WHAT THE TASK ASKS:
Scan the records for the word "structure". Copy each line that includes it.

--- BEGIN DATA SECTION ---

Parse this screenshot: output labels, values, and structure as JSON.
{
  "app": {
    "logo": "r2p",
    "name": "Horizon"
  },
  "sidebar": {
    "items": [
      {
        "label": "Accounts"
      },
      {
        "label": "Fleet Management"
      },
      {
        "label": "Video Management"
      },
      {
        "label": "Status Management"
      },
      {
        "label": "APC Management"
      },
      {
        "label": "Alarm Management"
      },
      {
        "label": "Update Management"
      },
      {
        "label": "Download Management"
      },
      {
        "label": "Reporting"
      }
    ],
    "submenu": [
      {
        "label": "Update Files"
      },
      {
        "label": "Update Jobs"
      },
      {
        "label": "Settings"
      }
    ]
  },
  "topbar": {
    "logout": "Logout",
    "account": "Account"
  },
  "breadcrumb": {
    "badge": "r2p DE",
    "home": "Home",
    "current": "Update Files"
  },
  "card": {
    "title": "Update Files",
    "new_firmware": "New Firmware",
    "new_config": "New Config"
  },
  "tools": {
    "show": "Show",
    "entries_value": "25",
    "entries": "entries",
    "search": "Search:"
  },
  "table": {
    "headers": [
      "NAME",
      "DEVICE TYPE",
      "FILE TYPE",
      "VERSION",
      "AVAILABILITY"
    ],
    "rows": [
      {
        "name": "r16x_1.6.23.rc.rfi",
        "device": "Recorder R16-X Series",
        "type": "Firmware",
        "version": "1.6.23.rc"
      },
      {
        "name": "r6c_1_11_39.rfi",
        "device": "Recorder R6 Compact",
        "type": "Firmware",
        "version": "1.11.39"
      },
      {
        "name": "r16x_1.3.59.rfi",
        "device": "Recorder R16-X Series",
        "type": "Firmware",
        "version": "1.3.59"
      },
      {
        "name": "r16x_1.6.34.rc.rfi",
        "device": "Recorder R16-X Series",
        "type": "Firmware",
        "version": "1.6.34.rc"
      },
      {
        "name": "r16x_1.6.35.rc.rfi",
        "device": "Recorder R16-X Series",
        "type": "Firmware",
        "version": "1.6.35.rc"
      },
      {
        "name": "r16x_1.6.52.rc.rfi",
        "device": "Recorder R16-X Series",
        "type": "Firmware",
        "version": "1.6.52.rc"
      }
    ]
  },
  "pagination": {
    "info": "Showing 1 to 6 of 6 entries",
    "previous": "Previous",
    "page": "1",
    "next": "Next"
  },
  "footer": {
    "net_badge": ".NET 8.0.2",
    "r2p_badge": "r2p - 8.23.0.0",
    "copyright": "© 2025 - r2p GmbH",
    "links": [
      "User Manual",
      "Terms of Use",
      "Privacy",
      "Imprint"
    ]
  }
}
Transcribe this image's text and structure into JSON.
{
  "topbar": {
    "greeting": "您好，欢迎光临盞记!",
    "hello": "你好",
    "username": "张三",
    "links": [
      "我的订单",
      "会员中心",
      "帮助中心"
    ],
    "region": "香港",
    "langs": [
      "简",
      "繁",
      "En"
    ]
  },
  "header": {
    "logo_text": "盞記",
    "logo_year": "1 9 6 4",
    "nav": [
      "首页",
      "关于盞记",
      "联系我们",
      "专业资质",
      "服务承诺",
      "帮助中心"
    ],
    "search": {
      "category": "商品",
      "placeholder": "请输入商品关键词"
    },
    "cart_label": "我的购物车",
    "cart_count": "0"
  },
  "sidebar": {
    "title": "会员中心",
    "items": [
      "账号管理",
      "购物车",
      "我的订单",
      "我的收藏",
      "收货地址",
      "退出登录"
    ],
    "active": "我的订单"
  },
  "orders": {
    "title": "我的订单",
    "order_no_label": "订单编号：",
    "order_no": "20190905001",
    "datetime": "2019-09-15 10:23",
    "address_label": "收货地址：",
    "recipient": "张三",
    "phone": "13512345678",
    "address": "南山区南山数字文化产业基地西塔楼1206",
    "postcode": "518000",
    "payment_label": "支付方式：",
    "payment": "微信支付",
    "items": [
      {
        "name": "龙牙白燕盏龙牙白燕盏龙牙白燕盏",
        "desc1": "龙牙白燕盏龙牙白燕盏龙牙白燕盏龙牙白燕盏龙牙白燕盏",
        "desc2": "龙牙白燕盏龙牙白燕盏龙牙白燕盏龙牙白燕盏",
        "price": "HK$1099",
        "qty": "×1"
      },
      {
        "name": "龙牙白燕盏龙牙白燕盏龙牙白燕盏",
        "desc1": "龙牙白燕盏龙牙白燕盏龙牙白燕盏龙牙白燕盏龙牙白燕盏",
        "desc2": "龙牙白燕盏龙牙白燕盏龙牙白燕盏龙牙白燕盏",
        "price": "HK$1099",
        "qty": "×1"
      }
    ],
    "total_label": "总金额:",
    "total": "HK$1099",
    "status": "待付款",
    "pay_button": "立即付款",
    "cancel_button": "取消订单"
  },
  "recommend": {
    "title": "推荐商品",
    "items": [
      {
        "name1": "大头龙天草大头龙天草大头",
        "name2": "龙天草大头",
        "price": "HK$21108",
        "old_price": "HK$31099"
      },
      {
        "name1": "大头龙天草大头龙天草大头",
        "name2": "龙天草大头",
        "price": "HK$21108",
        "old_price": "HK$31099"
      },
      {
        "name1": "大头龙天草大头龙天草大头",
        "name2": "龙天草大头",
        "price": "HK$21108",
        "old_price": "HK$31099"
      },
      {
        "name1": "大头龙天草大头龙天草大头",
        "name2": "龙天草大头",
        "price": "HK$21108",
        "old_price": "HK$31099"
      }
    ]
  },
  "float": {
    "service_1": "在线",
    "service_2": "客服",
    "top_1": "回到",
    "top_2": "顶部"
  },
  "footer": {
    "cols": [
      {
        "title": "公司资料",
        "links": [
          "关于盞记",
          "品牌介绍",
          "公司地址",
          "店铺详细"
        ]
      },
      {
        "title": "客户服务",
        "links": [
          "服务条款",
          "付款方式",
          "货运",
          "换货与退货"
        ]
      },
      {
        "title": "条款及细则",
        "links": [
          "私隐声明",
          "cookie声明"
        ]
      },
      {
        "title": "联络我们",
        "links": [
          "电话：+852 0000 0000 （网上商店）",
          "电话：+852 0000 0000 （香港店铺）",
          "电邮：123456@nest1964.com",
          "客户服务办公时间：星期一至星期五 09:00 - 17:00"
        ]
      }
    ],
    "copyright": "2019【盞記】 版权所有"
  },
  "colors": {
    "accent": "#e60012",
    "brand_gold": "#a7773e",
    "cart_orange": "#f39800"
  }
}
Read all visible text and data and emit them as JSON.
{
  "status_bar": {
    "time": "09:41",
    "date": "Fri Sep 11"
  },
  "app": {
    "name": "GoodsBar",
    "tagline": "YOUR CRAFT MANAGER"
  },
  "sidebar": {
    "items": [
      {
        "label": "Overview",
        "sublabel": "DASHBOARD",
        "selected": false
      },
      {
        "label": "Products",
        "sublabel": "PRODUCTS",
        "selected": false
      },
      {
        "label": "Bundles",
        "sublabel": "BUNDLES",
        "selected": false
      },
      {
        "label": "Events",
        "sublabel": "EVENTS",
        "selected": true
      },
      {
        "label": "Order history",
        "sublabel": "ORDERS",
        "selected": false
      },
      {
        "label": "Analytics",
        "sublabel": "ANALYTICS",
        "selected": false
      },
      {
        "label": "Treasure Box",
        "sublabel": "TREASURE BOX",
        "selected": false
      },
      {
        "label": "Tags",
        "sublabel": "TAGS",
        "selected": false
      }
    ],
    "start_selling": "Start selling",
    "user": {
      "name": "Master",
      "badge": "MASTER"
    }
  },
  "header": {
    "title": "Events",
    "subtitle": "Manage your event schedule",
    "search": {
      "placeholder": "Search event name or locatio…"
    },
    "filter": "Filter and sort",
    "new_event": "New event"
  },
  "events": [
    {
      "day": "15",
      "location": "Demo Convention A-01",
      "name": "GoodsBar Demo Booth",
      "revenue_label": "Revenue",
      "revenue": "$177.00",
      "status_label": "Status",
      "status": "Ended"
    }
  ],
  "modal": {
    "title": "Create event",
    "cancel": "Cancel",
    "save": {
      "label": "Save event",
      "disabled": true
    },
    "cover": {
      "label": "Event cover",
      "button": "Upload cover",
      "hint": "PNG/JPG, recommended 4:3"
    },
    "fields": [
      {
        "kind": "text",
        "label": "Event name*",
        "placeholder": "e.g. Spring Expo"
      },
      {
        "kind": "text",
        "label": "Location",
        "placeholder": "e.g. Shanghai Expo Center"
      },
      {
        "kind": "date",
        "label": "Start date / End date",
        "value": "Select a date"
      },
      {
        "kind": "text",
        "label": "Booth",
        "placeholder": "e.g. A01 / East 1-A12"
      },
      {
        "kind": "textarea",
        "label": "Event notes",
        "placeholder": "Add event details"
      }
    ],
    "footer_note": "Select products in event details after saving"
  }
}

--- END DATA SECTION ---

FINAL RESULT:
Parse this screenshot: output labels, values, and structure as JSON.
Transcribe this image's text and structure into JSON.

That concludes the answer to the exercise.